(Stated problem): List all lines of the data that include the string "ylabel".

───── Supplied records ─────

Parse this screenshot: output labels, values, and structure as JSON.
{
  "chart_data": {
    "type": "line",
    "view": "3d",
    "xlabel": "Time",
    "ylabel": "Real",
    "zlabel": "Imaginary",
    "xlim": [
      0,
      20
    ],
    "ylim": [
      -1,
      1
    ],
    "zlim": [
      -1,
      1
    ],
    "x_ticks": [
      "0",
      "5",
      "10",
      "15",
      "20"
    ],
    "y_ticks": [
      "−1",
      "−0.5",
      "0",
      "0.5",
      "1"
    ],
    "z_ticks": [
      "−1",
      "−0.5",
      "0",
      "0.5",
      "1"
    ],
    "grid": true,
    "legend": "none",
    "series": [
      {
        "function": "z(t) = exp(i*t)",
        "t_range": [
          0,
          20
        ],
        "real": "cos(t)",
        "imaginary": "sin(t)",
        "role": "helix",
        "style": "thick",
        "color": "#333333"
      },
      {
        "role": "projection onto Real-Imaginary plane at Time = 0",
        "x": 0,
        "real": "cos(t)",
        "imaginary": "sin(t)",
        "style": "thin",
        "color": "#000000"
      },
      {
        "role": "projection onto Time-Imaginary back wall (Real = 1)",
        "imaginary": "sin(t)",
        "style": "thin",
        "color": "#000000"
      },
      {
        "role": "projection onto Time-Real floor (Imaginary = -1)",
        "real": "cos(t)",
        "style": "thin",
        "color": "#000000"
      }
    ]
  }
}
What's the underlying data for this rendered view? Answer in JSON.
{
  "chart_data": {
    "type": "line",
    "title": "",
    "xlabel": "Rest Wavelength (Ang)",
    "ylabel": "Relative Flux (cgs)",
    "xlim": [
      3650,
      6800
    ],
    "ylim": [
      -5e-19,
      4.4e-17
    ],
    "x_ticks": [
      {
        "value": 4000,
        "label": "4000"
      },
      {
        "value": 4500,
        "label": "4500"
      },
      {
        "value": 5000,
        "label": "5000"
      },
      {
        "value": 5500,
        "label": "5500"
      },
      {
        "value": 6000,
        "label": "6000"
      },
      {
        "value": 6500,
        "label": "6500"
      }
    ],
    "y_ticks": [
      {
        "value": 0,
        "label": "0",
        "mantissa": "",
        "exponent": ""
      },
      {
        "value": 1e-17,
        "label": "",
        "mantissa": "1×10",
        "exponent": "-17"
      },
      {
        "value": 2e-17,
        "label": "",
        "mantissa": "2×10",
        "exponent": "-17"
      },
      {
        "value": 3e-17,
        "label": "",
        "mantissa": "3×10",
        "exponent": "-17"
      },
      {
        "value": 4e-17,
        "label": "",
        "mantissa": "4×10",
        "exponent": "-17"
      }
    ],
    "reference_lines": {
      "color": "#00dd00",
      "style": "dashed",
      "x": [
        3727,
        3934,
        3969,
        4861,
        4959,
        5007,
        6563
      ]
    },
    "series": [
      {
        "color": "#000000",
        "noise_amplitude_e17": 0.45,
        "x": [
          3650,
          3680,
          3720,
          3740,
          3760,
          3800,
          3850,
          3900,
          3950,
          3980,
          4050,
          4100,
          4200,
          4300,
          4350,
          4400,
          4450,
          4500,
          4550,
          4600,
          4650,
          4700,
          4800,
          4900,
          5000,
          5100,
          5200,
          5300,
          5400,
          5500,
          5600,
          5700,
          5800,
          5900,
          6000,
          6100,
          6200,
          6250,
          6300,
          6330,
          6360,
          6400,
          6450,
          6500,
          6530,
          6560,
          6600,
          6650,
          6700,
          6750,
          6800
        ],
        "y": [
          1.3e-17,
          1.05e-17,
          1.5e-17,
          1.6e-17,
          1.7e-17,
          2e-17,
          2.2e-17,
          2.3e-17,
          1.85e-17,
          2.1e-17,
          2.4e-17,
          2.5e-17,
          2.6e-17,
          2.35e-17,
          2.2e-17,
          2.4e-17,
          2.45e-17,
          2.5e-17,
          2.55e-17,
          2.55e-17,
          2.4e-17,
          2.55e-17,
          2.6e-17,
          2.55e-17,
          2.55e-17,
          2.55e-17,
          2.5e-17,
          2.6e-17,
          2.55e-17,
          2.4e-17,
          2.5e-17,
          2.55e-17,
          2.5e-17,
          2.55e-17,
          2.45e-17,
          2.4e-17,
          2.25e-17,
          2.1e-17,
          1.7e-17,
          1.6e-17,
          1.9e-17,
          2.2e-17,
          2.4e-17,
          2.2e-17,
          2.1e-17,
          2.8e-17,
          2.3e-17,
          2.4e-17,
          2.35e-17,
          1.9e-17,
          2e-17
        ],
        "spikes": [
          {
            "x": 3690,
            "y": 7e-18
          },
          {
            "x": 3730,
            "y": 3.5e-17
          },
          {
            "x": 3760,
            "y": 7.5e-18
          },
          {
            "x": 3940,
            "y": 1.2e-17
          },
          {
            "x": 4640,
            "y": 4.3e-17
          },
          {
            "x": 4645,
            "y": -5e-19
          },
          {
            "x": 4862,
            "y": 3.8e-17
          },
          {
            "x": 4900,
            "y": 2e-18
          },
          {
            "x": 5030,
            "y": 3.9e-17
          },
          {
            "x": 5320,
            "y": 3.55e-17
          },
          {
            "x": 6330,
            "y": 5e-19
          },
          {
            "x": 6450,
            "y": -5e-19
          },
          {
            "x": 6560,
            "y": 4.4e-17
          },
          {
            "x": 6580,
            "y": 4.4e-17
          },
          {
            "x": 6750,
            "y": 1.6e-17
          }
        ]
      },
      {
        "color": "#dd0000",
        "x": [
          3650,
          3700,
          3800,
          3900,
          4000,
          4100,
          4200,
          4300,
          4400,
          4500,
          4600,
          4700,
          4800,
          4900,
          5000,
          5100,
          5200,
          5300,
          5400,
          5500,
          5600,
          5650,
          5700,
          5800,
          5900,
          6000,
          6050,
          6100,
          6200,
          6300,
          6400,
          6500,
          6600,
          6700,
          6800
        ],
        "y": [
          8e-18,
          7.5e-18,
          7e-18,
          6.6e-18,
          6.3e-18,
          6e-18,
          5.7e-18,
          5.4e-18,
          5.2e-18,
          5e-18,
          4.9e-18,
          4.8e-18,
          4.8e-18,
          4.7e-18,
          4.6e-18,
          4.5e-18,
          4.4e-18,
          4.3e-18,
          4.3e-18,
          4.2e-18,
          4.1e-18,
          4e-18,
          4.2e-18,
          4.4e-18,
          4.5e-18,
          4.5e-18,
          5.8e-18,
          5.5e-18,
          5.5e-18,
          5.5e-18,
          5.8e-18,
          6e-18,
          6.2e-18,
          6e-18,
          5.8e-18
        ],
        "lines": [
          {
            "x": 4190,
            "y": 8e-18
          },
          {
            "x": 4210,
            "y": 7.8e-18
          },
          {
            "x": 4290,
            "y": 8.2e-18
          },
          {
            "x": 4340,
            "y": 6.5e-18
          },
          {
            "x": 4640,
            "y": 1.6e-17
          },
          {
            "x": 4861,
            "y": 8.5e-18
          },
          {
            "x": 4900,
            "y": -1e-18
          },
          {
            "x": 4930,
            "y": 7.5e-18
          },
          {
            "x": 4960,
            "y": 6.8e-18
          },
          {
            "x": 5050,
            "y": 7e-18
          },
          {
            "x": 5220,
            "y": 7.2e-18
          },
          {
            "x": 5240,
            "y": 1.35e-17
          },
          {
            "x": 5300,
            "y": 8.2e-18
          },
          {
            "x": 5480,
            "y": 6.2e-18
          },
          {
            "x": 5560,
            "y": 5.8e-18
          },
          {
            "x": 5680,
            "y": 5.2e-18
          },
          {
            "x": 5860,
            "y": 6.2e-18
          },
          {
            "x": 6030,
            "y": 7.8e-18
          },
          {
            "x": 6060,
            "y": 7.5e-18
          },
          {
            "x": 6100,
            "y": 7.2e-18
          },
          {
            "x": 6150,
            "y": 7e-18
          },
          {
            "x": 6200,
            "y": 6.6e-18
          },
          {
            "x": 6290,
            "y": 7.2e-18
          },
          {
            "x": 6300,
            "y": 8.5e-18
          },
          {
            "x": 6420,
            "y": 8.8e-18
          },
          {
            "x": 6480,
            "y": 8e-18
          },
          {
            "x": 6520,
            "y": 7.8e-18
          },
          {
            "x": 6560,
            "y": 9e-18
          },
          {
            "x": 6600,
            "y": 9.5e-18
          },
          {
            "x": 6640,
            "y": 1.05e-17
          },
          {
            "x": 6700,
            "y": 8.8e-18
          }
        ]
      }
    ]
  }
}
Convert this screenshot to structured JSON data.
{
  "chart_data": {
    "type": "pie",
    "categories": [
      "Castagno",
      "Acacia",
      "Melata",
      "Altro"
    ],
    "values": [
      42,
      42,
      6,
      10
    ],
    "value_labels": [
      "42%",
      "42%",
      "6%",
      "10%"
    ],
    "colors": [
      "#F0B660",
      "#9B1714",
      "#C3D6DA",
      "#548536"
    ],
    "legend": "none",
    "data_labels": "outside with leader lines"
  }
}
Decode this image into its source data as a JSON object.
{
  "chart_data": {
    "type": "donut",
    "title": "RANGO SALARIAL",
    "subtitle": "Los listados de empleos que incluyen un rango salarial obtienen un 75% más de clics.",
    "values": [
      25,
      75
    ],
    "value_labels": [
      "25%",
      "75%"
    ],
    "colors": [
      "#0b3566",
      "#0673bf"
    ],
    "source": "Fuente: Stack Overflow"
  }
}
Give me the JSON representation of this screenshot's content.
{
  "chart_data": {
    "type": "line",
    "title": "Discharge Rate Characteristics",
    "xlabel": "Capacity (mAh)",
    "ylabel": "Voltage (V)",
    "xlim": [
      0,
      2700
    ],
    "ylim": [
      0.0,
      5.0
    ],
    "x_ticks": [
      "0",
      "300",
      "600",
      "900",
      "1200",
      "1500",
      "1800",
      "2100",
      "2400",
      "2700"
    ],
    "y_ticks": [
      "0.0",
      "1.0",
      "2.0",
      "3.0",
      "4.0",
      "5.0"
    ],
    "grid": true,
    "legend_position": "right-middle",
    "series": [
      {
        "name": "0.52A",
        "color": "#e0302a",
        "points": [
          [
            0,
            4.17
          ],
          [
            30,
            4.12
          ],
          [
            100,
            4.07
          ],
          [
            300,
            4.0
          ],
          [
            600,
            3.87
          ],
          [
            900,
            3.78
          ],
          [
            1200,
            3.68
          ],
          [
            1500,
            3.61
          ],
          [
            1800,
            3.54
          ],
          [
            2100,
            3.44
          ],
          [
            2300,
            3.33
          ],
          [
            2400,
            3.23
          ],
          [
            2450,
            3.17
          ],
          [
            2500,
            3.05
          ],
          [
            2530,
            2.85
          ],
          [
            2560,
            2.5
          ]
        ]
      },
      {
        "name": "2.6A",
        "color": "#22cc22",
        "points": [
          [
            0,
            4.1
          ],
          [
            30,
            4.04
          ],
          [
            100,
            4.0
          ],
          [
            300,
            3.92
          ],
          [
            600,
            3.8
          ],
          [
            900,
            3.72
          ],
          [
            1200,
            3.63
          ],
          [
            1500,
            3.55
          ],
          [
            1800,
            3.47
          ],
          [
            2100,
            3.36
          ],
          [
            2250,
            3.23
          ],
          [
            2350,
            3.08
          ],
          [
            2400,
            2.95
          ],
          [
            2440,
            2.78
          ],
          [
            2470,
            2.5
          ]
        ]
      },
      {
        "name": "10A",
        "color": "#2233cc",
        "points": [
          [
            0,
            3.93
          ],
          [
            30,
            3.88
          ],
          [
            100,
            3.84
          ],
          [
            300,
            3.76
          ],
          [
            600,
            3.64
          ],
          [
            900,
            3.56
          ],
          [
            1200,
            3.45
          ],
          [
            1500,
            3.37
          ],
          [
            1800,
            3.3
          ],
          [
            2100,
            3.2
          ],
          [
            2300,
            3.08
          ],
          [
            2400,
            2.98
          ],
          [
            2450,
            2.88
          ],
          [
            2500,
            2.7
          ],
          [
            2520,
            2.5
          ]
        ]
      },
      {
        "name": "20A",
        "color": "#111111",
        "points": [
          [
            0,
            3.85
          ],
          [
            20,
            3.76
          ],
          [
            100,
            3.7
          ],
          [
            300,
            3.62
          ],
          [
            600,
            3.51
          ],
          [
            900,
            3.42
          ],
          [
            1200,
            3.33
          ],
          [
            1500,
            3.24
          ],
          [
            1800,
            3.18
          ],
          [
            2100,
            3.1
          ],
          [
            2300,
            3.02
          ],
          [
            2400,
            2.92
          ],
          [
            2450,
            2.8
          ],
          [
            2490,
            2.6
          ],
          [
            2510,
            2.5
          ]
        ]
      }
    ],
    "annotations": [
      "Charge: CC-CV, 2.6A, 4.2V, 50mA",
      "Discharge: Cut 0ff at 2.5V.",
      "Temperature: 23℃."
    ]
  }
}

─────

(Result of this exercise):
    "ylabel": "Real",
    "ylabel": "Relative Flux (cgs)",
    "ylabel": "Voltage (V)",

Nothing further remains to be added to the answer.